**AIM**
Print the data exactly, leaving nothing out.

**RECORDS FOR PROCESSING**

━━━━━━━━

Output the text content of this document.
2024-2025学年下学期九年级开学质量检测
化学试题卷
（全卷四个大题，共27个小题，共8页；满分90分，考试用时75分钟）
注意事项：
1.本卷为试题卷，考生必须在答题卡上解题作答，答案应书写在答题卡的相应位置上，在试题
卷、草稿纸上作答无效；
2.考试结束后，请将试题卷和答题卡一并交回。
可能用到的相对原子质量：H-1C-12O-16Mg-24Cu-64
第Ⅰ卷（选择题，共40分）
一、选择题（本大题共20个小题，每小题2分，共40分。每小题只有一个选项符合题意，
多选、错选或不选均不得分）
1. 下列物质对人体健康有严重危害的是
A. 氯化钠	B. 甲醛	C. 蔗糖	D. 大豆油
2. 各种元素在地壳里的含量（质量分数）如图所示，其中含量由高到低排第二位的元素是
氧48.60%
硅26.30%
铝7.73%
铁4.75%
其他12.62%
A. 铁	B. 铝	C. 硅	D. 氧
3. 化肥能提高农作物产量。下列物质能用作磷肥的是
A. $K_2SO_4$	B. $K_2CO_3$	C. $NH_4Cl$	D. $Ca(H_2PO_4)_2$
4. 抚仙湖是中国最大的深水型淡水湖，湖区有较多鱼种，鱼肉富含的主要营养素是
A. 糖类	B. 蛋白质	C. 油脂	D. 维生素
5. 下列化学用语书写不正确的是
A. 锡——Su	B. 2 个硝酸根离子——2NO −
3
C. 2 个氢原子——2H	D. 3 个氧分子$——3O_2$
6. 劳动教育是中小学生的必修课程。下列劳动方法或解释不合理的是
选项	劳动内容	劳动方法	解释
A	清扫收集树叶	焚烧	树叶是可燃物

━━━━━━━━

**ANSWER FOR THIS EXERCISE**
Output the text content of this document.
2024-2025学年下学期九年级开学质量检测
化学试题卷
（全卷四个大题，共27个小题，共8页；满分90分，考试用时75分钟）
注意事项：
1.本卷为试题卷，考生必须在答题卡上解题作答，答案应书写在答题卡的相应位置上，在试题
卷、草稿纸上作答无效；
2.考试结束后，请将试题卷和答题卡一并交回。
可能用到的相对原子质量：H-1C-12O-16Mg-24Cu-64
第Ⅰ卷（选择题，共40分）
一、选择题（本大题共20个小题，每小题2分，共40分。每小题只有一个选项符合题意，
多选、错选或不选均不得分）
1. 下列物质对人体健康有严重危害的是
A. 氯化钠	B. 甲醛	C. 蔗糖	D. 大豆油
2. 各种元素在地壳里的含量（质量分数）如图所示，其中含量由高到低排第二位的元素是
氧48.60%
硅26.30%
铝7.73%
铁4.75%
其他12.62%
A. 铁	B. 铝	C. 硅	D. 氧
3. 化肥能提高农作物产量。下列物质能用作磷肥的是
A. $K_2SO_4$	B. $K_2CO_3$	C. $NH_4Cl$	D. $Ca(H_2PO_4)_2$
4. 抚仙湖是中国最大的深水型淡水湖，湖区有较多鱼种，鱼肉富含的主要营养素是
A. 糖类	B. 蛋白质	C. 油脂	D. 维生素
5. 下列化学用语书写不正确的是
A. 锡——Su	B. 2 个硝酸根离子——2NO −
3
C. 2 个氢原子——2H	D. 3 个氧分子$——3O_2$
6. 劳动教育是中小学生的必修课程。下列劳动方法或解释不合理的是
选项	劳动内容	劳动方法	解释
A	清扫收集树叶	焚烧	树叶是可燃物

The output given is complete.